Directions for this task: Can you copy out the data exactly? Leave the images out.

Records provided:
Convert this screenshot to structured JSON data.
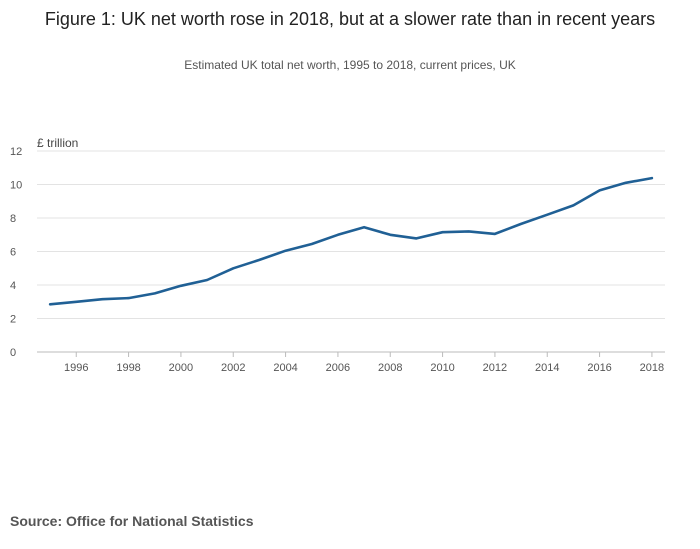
{
  "chart_data": {
    "type": "line",
    "title": "Figure 1: UK net worth rose in 2018, but at a slower rate than in recent years",
    "subtitle": "Estimated UK total net worth, 1995 to 2018, current prices, UK",
    "ylabel": "£ trillion",
    "xlabel": "",
    "ylim": [
      0,
      12
    ],
    "yticks": [
      0,
      2,
      4,
      6,
      8,
      10,
      12
    ],
    "xlim": [
      1994.5,
      2018.5
    ],
    "xticks": [
      1996,
      1998,
      2000,
      2002,
      2004,
      2006,
      2008,
      2010,
      2012,
      2014,
      2016,
      2018
    ],
    "grid": true,
    "series": [
      {
        "name": "UK net worth",
        "color": "#206095",
        "x": [
          1995,
          1996,
          1997,
          1998,
          1999,
          2000,
          2001,
          2002,
          2003,
          2004,
          2005,
          2006,
          2007,
          2008,
          2009,
          2010,
          2011,
          2012,
          2013,
          2014,
          2015,
          2016,
          2017,
          2018
        ],
        "values": [
          2.85,
          3.0,
          3.15,
          3.22,
          3.5,
          3.95,
          4.3,
          5.0,
          5.5,
          6.05,
          6.45,
          7.0,
          7.45,
          7.0,
          6.78,
          7.15,
          7.2,
          7.05,
          7.65,
          8.2,
          8.75,
          9.65,
          10.1,
          10.38
        ]
      }
    ]
  },
  "source": "Source: Office for National Statistics"
}
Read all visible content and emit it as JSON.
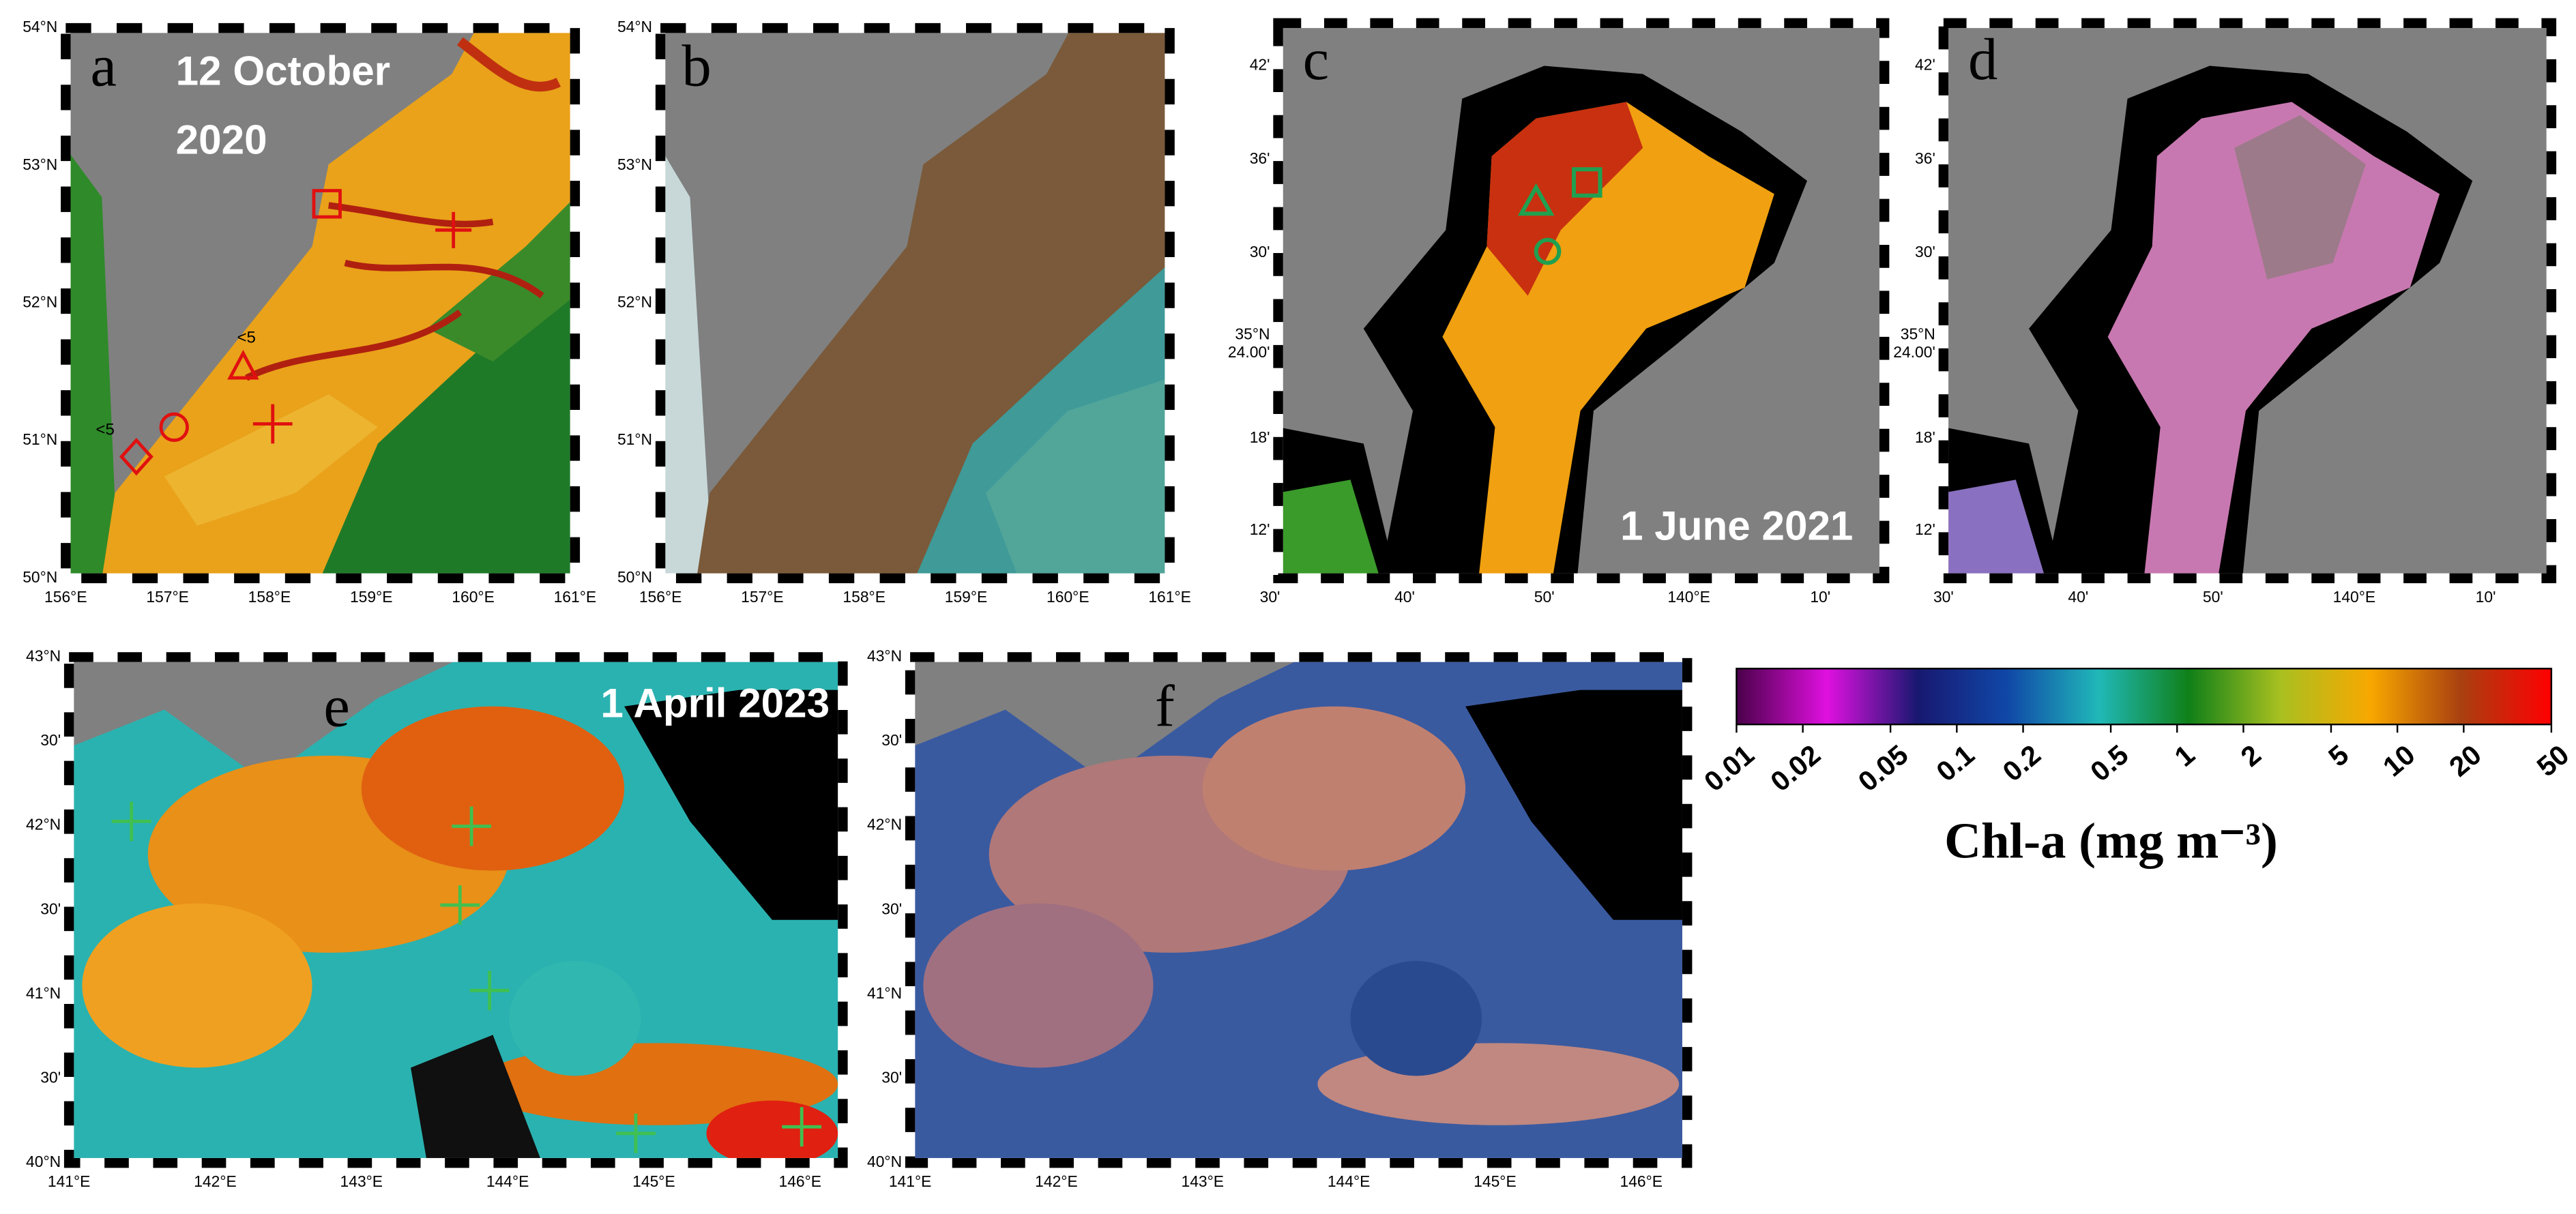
{
  "panels": [
    {
      "letter": "a",
      "date_lines": [
        "12 October",
        "2020"
      ],
      "lat_labels": [
        "50°N",
        "51°N",
        "52°N",
        "53°N",
        "54°N"
      ],
      "lon_labels": [
        "156°E",
        "157°E",
        "158°E",
        "159°E",
        "160°E",
        "161°E"
      ],
      "annotations": [
        "<5",
        "<5"
      ]
    },
    {
      "letter": "b",
      "lat_labels": [
        "50°N",
        "51°N",
        "52°N",
        "53°N",
        "54°N"
      ],
      "lon_labels": [
        "156°E",
        "157°E",
        "158°E",
        "159°E",
        "160°E",
        "161°E"
      ]
    },
    {
      "letter": "c",
      "date_lines": [
        "1 June 2021"
      ],
      "lat_labels": [
        "12'",
        "18'",
        {
          "lines": [
            "35°N",
            "24.00'"
          ]
        },
        "30'",
        "36'",
        "42'"
      ],
      "lon_labels": [
        "30'",
        "40'",
        "50'",
        "140°E",
        "10'"
      ]
    },
    {
      "letter": "d",
      "lat_labels": [
        "12'",
        "18'",
        {
          "lines": [
            "35°N",
            "24.00'"
          ]
        },
        "30'",
        "36'",
        "42'"
      ],
      "lon_labels": [
        "30'",
        "40'",
        "50'",
        "140°E",
        "10'"
      ]
    },
    {
      "letter": "e",
      "date_lines": [
        "1 April 2023"
      ],
      "lat_labels": [
        "40°N",
        "30'",
        "41°N",
        "30'",
        "42°N",
        "30'",
        "43°N"
      ],
      "lon_labels": [
        "141°E",
        "142°E",
        "143°E",
        "144°E",
        "145°E",
        "146°E"
      ]
    },
    {
      "letter": "f",
      "lat_labels": [
        "40°N",
        "30'",
        "41°N",
        "30'",
        "42°N",
        "30'",
        "43°N"
      ],
      "lon_labels": [
        "141°E",
        "142°E",
        "143°E",
        "144°E",
        "145°E",
        "146°E"
      ]
    }
  ],
  "colorbar": {
    "title": "Chl-a (mg m⁻³)",
    "scale": "log",
    "lim": [
      0.01,
      50
    ],
    "ticks": [
      0.01,
      0.02,
      0.05,
      0.1,
      0.2,
      0.5,
      1,
      2,
      5,
      10,
      20,
      50
    ],
    "colors": [
      "#4a004a",
      "#e010e0",
      "#181870",
      "#1048a8",
      "#20b8b8",
      "#108018",
      "#a8c020",
      "#f8a800",
      "#a84010",
      "#ff0000"
    ]
  }
}
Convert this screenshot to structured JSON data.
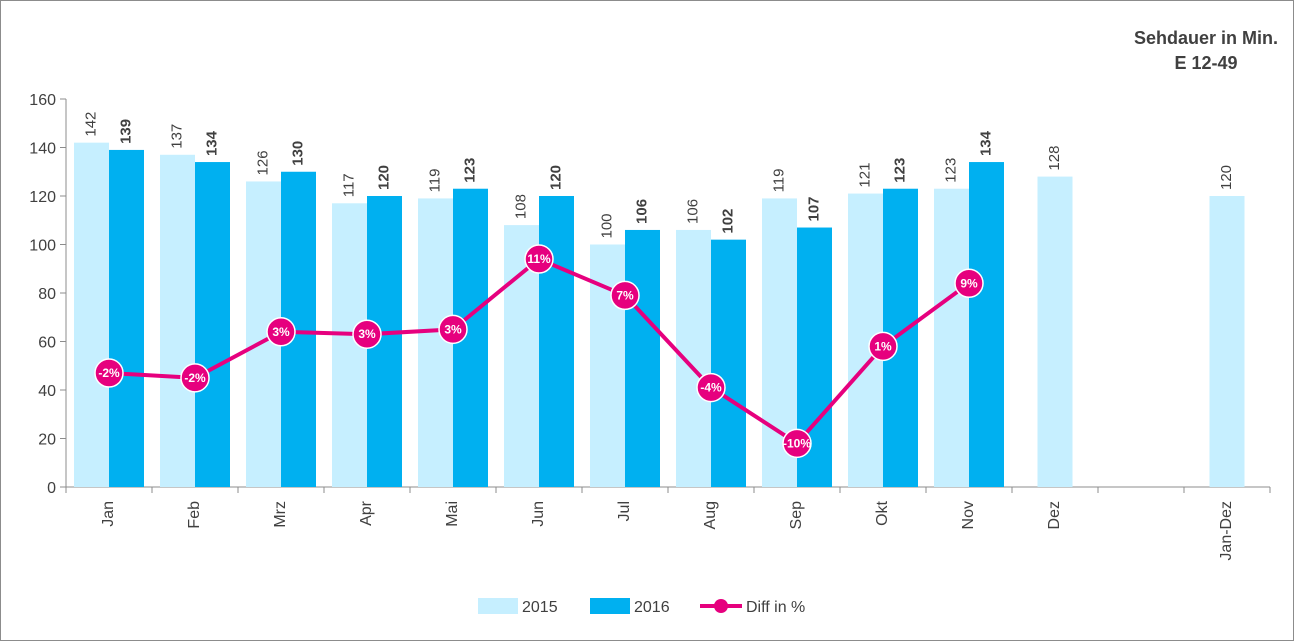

Solution to this exercise:
Convert this screenshot to structured JSON data.
{
  "chart_data": {
    "type": "line",
    "title": "Figure 1: UK net worth rose in 2018, but at a slower rate than in recent years",
    "subtitle": "Estimated UK total net worth, 1995 to 2018, current prices, UK",
    "ylabel": "£ trillion",
    "xlabel": "",
    "ylim": [
      0,
      12
    ],
    "yticks": [
      0,
      2,
      4,
      6,
      8,
      10,
      12
    ],
    "xlim": [
      1994.5,
      2018.5
    ],
    "xticks": [
      1996,
      1998,
      2000,
      2002,
      2004,
      2006,
      2008,
      2010,
      2012,
      2014,
      2016,
      2018
    ],
    "grid": true,
    "series": [
      {
        "name": "UK net worth",
        "color": "#206095",
        "x": [
          1995,
          1996,
          1997,
          1998,
          1999,
          2000,
          2001,
          2002,
          2003,
          2004,
          2005,
          2006,
          2007,
          2008,
          2009,
          2010,
          2011,
          2012,
          2013,
          2014,
          2015,
          2016,
          2017,
          2018
        ],
        "values": [
          2.85,
          3.0,
          3.15,
          3.22,
          3.5,
          3.95,
          4.3,
          5.0,
          5.5,
          6.05,
          6.45,
          7.0,
          7.45,
          7.0,
          6.78,
          7.15,
          7.2,
          7.05,
          7.65,
          8.2,
          8.75,
          9.65,
          10.1,
          10.38
        ]
      }
    ]
  },
  "source": "Source: Office for National Statistics"
}
Read all visible content and emit it as JSON.
{
  "panels": [
    {
      "letter": "a",
      "date_lines": [
        "12 October",
        "2020"
      ],
      "lat_labels": [
        "50°N",
        "51°N",
        "52°N",
        "53°N",
        "54°N"
      ],
      "lon_labels": [
        "156°E",
        "157°E",
        "158°E",
        "159°E",
        "160°E",
        "161°E"
      ],
      "annotations": [
        "<5",
        "<5"
      ]
    },
    {
      "letter": "b",
      "lat_labels": [
        "50°N",
        "51°N",
        "52°N",
        "53°N",
        "54°N"
      ],
      "lon_labels": [
        "156°E",
        "157°E",
        "158°E",
        "159°E",
        "160°E",
        "161°E"
      ]
    },
    {
      "letter": "c",
      "date_lines": [
        "1 June 2021"
      ],
      "lat_labels": [
        "12'",
        "18'",
        {
          "lines": [
            "35°N",
            "24.00'"
          ]
        },
        "30'",
        "36'",
        "42'"
      ],
      "lon_labels": [
        "30'",
        "40'",
        "50'",
        "140°E",
        "10'"
      ]
    },
    {
      "letter": "d",
      "lat_labels": [
        "12'",
        "18'",
        {
          "lines": [
            "35°N",
            "24.00'"
          ]
        },
        "30'",
        "36'",
        "42'"
      ],
      "lon_labels": [
        "30'",
        "40'",
        "50'",
        "140°E",
        "10'"
      ]
    },
    {
      "letter": "e",
      "date_lines": [
        "1 April 2023"
      ],
      "lat_labels": [
        "40°N",
        "30'",
        "41°N",
        "30'",
        "42°N",
        "30'",
        "43°N"
      ],
      "lon_labels": [
        "141°E",
        "142°E",
        "143°E",
        "144°E",
        "145°E",
        "146°E"
      ]
    },
    {
      "letter": "f",
      "lat_labels": [
        "40°N",
        "30'",
        "41°N",
        "30'",
        "42°N",
        "30'",
        "43°N"
      ],
      "lon_labels": [
        "141°E",
        "142°E",
        "143°E",
        "144°E",
        "145°E",
        "146°E"
      ]
    }
  ],
  "colorbar": {
    "title": "Chl-a (mg m⁻³)",
    "scale": "log",
    "lim": [
      0.01,
      50
    ],
    "ticks": [
      0.01,
      0.02,
      0.05,
      0.1,
      0.2,
      0.5,
      1,
      2,
      5,
      10,
      20,
      50
    ],
    "colors": [
      "#4a004a",
      "#e010e0",
      "#181870",
      "#1048a8",
      "#20b8b8",
      "#108018",
      "#a8c020",
      "#f8a800",
      "#a84010",
      "#ff0000"
    ]
  }
}
Convert this screenshot to structured JSON data.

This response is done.